Filter the records for lines holding the string "Detections".

(Excerpts from a figure dataset)
»»

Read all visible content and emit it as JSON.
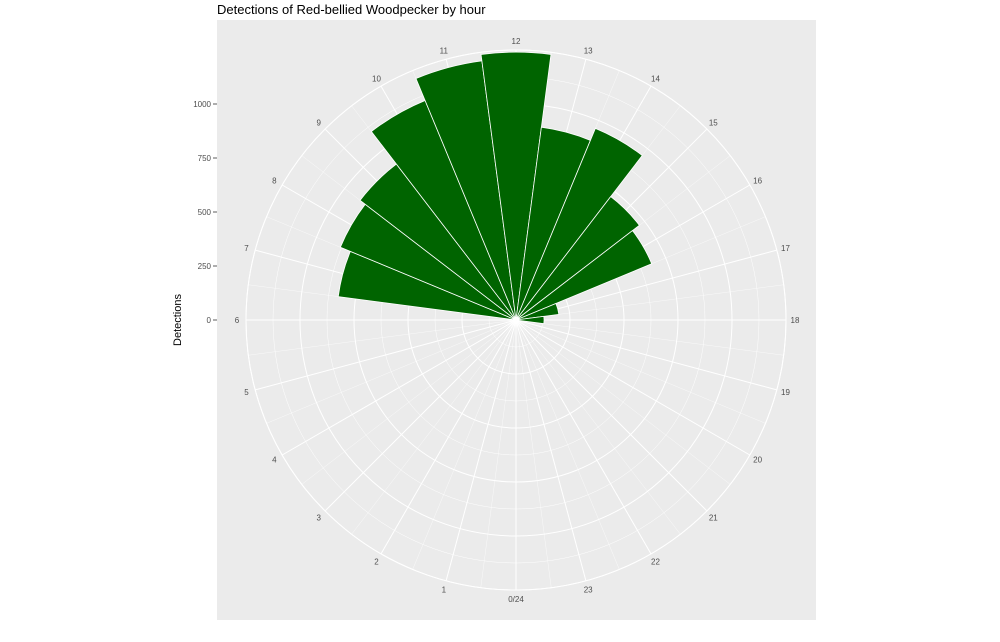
{
  "chart_data": {
    "type": "bar",
    "coord": "polar",
    "title": "Detections of Red-bellied Woodpecker by hour",
    "xlabel": "",
    "ylabel": "Detections",
    "bar_color": "#006400",
    "panel_color": "#ebebeb",
    "grid": true,
    "categories": [
      "0/24",
      "1",
      "2",
      "3",
      "4",
      "5",
      "6",
      "7",
      "8",
      "9",
      "10",
      "11",
      "12",
      "13",
      "14",
      "15",
      "16",
      "17",
      "18",
      "19",
      "20",
      "21",
      "22",
      "23"
    ],
    "values": [
      0,
      0,
      0,
      0,
      0,
      0,
      15,
      830,
      880,
      910,
      1100,
      1210,
      1240,
      900,
      960,
      720,
      680,
      200,
      130,
      0,
      0,
      0,
      0,
      0
    ],
    "y_ticks": [
      0,
      250,
      500,
      750,
      1000
    ],
    "y_tick_labels": [
      "0",
      "250",
      "500",
      "750",
      "1000"
    ],
    "ylim": [
      0,
      1250
    ]
  }
}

««

**THE COMPLETED TASK:**
    "title": "Detections of Red-bellied Woodpecker by hour",
    "ylabel": "Detections",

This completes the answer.